▶ **Problem description**
Each line that holds the word "Impôts" counts once; give the total number of such lines and nothing else.

[Stored items from a collection]
— Start —

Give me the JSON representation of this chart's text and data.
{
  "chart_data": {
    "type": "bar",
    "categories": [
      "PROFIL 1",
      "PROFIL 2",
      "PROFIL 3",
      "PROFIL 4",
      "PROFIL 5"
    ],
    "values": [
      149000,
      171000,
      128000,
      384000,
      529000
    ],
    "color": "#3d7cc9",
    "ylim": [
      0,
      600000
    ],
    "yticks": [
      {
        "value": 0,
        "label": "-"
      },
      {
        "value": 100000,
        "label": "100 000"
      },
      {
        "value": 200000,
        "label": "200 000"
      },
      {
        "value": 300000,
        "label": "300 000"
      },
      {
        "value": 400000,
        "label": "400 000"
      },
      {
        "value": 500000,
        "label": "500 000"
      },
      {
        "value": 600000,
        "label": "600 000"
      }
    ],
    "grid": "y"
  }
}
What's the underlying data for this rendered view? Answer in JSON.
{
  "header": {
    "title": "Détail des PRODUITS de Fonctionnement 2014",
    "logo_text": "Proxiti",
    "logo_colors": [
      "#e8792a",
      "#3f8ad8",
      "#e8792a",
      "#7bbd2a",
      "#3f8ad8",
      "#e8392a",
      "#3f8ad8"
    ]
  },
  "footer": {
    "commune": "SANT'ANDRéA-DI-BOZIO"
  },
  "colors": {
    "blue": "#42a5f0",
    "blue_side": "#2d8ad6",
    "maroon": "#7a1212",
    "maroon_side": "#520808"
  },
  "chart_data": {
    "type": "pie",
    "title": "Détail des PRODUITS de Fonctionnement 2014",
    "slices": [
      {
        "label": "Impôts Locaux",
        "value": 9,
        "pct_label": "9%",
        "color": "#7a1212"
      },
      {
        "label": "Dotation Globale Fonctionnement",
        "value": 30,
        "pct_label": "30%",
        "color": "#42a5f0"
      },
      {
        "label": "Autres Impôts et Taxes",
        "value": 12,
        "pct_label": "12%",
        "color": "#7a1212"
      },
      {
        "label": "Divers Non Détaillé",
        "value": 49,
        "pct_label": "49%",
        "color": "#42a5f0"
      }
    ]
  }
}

— End —

▶ **Exercise output**
2